- [Problem requirements]: Lines containing the word "that" are the ones to copy from the records below.

- [Material for this exercise]:
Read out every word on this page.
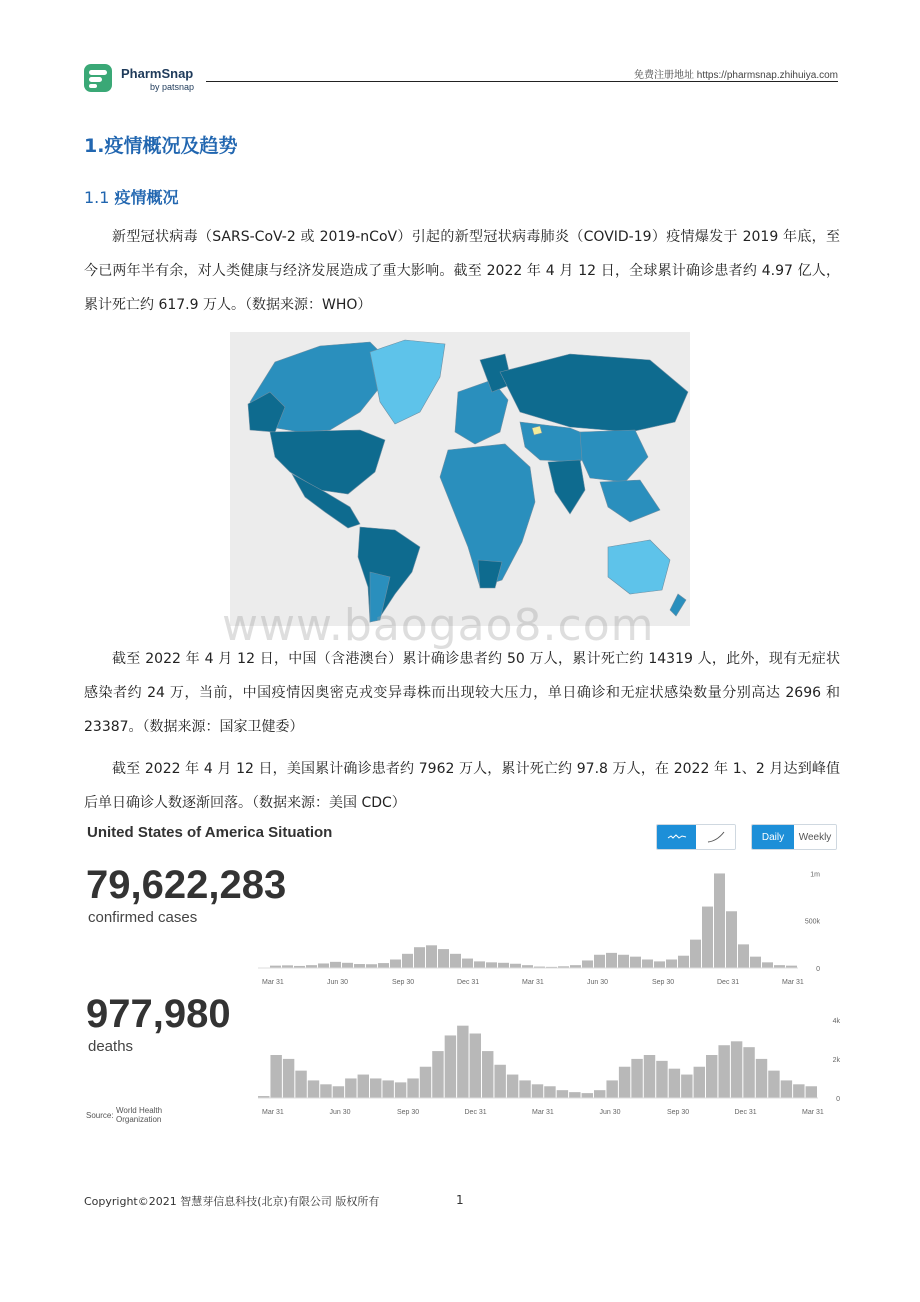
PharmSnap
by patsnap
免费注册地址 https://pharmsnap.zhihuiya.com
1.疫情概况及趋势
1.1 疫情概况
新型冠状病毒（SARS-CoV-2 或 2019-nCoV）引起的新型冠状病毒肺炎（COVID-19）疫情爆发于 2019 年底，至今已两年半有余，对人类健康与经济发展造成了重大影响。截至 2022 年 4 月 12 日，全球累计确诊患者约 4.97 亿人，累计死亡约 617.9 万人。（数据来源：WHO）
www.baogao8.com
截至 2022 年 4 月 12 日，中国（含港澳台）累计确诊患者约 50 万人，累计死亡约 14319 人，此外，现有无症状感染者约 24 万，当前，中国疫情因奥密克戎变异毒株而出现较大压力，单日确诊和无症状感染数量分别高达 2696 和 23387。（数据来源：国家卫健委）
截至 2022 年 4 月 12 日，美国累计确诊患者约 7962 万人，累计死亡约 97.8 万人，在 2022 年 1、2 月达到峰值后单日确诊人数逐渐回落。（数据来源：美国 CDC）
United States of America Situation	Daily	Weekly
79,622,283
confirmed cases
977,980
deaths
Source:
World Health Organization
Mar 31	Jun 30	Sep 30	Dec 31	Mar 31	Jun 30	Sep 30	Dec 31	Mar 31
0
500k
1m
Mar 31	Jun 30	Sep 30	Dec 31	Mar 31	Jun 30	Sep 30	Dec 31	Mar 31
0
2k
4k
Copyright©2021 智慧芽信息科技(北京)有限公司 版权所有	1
--
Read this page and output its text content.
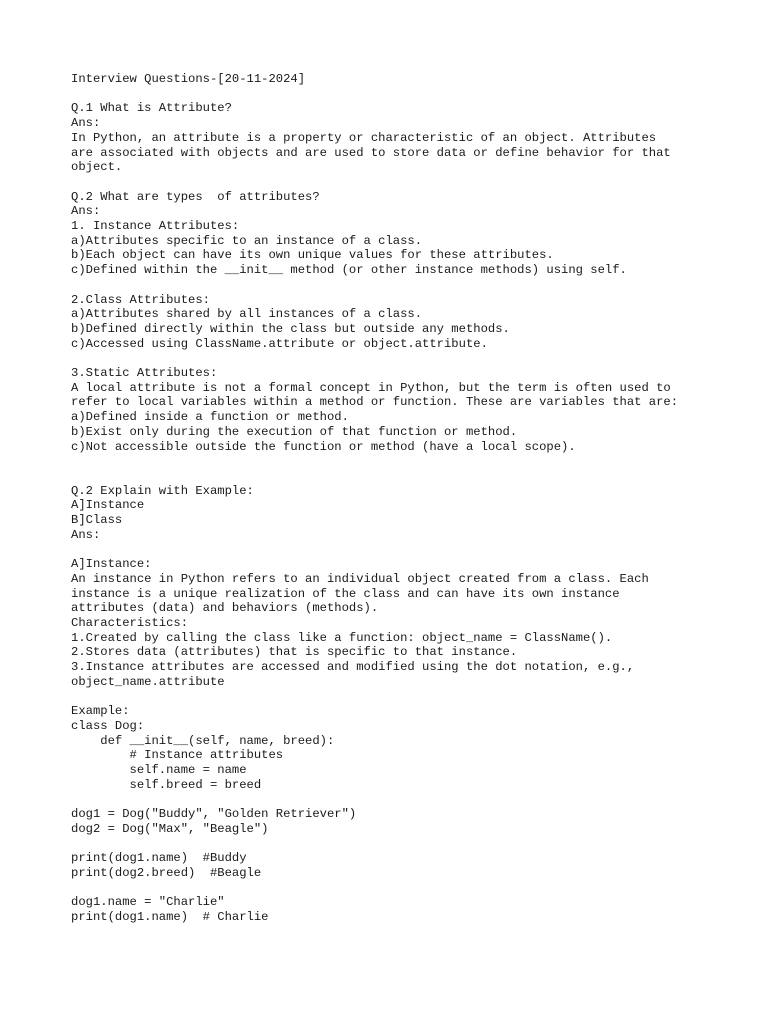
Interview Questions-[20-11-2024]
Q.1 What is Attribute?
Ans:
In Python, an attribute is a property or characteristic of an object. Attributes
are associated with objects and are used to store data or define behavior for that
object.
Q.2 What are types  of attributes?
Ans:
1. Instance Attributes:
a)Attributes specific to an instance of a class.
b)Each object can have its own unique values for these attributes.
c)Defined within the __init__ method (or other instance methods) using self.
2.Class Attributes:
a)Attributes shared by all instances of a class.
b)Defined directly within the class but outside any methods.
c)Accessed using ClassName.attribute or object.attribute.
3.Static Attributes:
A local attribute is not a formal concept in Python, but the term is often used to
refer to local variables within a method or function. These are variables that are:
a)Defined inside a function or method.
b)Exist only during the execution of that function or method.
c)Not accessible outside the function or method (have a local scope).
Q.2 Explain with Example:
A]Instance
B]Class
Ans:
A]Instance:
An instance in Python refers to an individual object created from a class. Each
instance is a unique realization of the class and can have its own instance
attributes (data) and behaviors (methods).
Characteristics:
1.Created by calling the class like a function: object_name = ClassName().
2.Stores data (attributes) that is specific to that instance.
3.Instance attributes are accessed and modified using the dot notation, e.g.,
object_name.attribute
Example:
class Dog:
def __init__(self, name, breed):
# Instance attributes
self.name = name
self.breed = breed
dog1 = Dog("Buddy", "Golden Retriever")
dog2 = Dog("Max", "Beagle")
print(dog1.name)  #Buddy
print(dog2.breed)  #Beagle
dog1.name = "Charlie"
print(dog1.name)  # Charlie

- [Result of the exercise]:
are associated with objects and are used to store data or define behavior for that
refer to local variables within a method or function. These are variables that are:
b)Exist only during the execution of that function or method.
2.Stores data (attributes) that is specific to that instance.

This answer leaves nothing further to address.